Now , inspect these two lines


Employee deptHead = dept.getDeptHead();

String deptHeadName = deptHead.getName();//LOD Breaks here !!!!!


We have passed the Department object in build report method, so as per Law of Demeter we can talk to Department object, so we can call it’s getter method, getDepartmentHead() , which return an Employee Object which is stranger to buildReport method, so at this point, although we have not broken the Law of Demeter rule but Employee Object sneak in Report class and create a coupling!!!

Think logically, is it the Report object’s responsibility to deal with the Employee Object? 

The answer is obviously no, but then what do we do with only Employee Object in Report class? Employee Object is not useful if we do not dig into it as in report we may need the name of the Department head, the moment we call getName method it breaks the Law of Demeter as it says method needs to only interact with arguments, Rule 3.

So, dept.getDeptHead().getName(); is not permissible according to the law, and it is good as you do not know Employee is null or not in buildreport method if it is null, it will break Reports code!!!

So, By getter actually, we did the cheating to get a third level Object Employee(Report -> Department->Employee), but we can not do any useful thing with it without breaking Law of Demeter, But no one gives attention to Law of Demeter and we break the Law of Demeter, by happily calling a chain of getter methods.

This is one reason I do not like Getter's, it breaks encapsulation silently.

Now, let's make it more interesting.

Adding below code snippet in Department.java


public String getDeptHeadName() {

return deptHead != null? deptHead.getName():null;

}


Then , call this method in Department Report class buildReport method


String deptHeadName = dept.getDeptHeadName();


Now, Again according to the Law of Demeter it is perfect. The Department only talks to an instance variable department Head(Rule 2), and Report class told to method arguments(Rule3).

But again, we are breaking the spirit of Law of Demeter, Departments should not do any operation on Employe objects field, it is Employee Object responsibility to do the formatting and all other operation on it’s filed and get presentable data to the caller so, the caller should not do any operation on it.

Basically, Caller will not ask for data it will command the associate class for readymade data.

Tell don’t ask principle.

In this example you are asking, getter methods are asking for data that means asking for more responsibility to properly handle them, which is not your duty at all.

Now, what about this case,


public void buildReport(Department dept) {

Employee deptHead = dept.getDeptHead();

String deptHeadName = getDepartmentHeadName(deptHead);

System.out.println("In Report" + dept);

}

private String getDepartmentHeadName(Employee emp) {

return emp.getName();

}


Again, we did some trickery, we maintained the Law of Demeter but cheating its essence!!!

Now, we create a private method and pass the Employee object as an argument and call geName in that method, now as per Rule 3 we are good, but think on class perspective, as per Law of Demeter we should talk to immediate friends which is Department Object but here again We are talking to Employee Object.

****************************************

Brief 1
Reproduce word for word the portion of the Law of Demeter text between "In this example" and "duty at all.", inclusive.
Brief 2
In the code snippets of the Law of Demeter text, identify every method that is declared with a body, giving each method's name.
The records have no role in this work.

(Dataset items)
****************************************

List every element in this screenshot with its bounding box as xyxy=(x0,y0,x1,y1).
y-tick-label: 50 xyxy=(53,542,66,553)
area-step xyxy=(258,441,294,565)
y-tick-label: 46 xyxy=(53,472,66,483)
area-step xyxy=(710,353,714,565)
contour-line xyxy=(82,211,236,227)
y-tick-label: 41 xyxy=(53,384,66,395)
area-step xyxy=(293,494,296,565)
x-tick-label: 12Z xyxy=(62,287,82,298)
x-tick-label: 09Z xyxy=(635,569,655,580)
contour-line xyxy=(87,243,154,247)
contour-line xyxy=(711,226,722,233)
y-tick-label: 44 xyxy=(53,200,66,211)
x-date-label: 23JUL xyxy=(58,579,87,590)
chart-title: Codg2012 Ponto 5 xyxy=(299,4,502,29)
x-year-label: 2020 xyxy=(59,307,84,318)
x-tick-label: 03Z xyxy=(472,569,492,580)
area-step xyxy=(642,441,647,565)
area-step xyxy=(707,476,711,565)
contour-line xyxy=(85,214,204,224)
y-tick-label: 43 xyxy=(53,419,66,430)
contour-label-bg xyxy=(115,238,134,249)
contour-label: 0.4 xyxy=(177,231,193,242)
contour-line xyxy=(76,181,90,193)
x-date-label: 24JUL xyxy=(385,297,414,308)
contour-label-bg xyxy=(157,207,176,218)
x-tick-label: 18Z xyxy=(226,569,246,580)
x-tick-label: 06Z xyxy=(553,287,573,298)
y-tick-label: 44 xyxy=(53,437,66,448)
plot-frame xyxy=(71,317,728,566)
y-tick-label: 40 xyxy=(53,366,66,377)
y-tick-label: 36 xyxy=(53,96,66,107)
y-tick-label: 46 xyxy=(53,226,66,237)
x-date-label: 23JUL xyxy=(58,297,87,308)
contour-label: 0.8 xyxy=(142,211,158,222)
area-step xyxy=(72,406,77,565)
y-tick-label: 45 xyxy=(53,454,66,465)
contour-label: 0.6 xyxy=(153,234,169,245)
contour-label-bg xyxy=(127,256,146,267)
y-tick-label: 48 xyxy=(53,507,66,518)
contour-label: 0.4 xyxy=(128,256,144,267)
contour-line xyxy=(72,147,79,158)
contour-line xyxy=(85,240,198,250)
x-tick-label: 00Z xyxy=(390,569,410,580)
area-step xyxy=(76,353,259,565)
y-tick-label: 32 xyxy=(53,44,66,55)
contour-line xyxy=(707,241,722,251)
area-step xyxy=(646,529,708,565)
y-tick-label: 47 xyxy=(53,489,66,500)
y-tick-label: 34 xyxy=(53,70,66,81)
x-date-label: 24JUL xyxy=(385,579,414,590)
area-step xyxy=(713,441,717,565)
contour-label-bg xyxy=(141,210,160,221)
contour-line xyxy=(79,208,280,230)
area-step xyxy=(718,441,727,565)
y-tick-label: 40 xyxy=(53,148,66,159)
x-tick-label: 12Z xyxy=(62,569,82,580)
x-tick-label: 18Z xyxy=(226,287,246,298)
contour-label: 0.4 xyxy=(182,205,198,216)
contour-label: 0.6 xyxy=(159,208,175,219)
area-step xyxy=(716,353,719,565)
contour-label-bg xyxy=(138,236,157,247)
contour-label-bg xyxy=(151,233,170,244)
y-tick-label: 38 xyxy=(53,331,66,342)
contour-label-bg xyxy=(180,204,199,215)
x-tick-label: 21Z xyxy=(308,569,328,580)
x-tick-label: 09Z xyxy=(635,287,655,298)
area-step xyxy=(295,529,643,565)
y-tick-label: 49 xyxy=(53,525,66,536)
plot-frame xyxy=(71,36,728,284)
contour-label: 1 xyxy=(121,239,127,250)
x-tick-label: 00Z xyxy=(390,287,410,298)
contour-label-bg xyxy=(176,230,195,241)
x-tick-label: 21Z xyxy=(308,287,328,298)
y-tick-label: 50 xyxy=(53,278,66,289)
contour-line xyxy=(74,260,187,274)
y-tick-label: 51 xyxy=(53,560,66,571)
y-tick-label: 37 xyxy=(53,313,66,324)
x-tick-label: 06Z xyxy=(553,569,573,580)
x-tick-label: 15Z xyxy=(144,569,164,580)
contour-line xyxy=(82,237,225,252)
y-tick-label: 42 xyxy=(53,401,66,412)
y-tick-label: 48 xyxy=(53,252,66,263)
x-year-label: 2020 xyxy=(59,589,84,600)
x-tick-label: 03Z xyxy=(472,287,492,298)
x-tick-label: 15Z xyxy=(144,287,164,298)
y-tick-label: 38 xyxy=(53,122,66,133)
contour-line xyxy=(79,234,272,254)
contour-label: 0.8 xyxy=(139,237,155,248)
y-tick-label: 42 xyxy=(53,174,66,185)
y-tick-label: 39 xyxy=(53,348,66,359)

****************************************

Final answer 1
In this example you are asking, getter methods are asking for data that means asking for more responsibility to properly handle them, which is not your duty at all.

Final answer 2
getDeptHeadName
buildReport
getDepartmentHeadName